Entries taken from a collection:
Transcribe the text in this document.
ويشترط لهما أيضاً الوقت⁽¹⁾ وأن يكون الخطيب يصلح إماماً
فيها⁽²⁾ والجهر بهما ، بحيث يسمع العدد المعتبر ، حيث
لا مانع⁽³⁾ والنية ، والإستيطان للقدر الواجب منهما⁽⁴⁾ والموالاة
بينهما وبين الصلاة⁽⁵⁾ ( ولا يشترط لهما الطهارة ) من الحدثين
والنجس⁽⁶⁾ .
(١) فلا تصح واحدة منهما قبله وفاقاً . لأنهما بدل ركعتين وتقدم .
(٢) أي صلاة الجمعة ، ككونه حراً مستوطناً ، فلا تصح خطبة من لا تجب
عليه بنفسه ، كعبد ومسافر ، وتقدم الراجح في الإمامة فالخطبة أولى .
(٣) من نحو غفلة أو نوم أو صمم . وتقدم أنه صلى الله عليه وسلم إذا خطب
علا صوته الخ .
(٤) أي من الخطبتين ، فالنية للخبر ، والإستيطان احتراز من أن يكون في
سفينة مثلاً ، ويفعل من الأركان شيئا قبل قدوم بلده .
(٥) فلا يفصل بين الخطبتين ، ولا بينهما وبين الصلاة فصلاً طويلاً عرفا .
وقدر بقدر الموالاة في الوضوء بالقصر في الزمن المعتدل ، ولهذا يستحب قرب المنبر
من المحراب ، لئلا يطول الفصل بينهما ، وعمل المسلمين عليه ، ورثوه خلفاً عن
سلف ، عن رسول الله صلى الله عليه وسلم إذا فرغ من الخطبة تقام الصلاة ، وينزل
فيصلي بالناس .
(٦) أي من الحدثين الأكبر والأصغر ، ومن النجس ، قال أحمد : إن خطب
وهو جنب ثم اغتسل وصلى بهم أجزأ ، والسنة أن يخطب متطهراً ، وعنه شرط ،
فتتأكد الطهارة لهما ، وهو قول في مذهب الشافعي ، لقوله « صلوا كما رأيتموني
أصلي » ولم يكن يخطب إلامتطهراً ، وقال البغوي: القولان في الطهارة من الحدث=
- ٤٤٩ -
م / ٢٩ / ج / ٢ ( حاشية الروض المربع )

§ Directive:
Reproduce the whole listing word for word.

§ Task result:
Transcribe the text in this document.
ويشترط لهما أيضاً الوقت⁽¹⁾ وأن يكون الخطيب يصلح إماماً
فيها⁽²⁾ والجهر بهما ، بحيث يسمع العدد المعتبر ، حيث
لا مانع⁽³⁾ والنية ، والإستيطان للقدر الواجب منهما⁽⁴⁾ والموالاة
بينهما وبين الصلاة⁽⁵⁾ ( ولا يشترط لهما الطهارة ) من الحدثين
والنجس⁽⁶⁾ .
(١) فلا تصح واحدة منهما قبله وفاقاً . لأنهما بدل ركعتين وتقدم .
(٢) أي صلاة الجمعة ، ككونه حراً مستوطناً ، فلا تصح خطبة من لا تجب
عليه بنفسه ، كعبد ومسافر ، وتقدم الراجح في الإمامة فالخطبة أولى .
(٣) من نحو غفلة أو نوم أو صمم . وتقدم أنه صلى الله عليه وسلم إذا خطب
علا صوته الخ .
(٤) أي من الخطبتين ، فالنية للخبر ، والإستيطان احتراز من أن يكون في
سفينة مثلاً ، ويفعل من الأركان شيئا قبل قدوم بلده .
(٥) فلا يفصل بين الخطبتين ، ولا بينهما وبين الصلاة فصلاً طويلاً عرفا .
وقدر بقدر الموالاة في الوضوء بالقصر في الزمن المعتدل ، ولهذا يستحب قرب المنبر
من المحراب ، لئلا يطول الفصل بينهما ، وعمل المسلمين عليه ، ورثوه خلفاً عن
سلف ، عن رسول الله صلى الله عليه وسلم إذا فرغ من الخطبة تقام الصلاة ، وينزل
فيصلي بالناس .
(٦) أي من الحدثين الأكبر والأصغر ، ومن النجس ، قال أحمد : إن خطب
وهو جنب ثم اغتسل وصلى بهم أجزأ ، والسنة أن يخطب متطهراً ، وعنه شرط ،
فتتأكد الطهارة لهما ، وهو قول في مذهب الشافعي ، لقوله « صلوا كما رأيتموني
أصلي » ولم يكن يخطب إلامتطهراً ، وقال البغوي: القولان في الطهارة من الحدث=
- ٤٤٩ -
م / ٢٩ / ج / ٢ ( حاشية الروض المربع )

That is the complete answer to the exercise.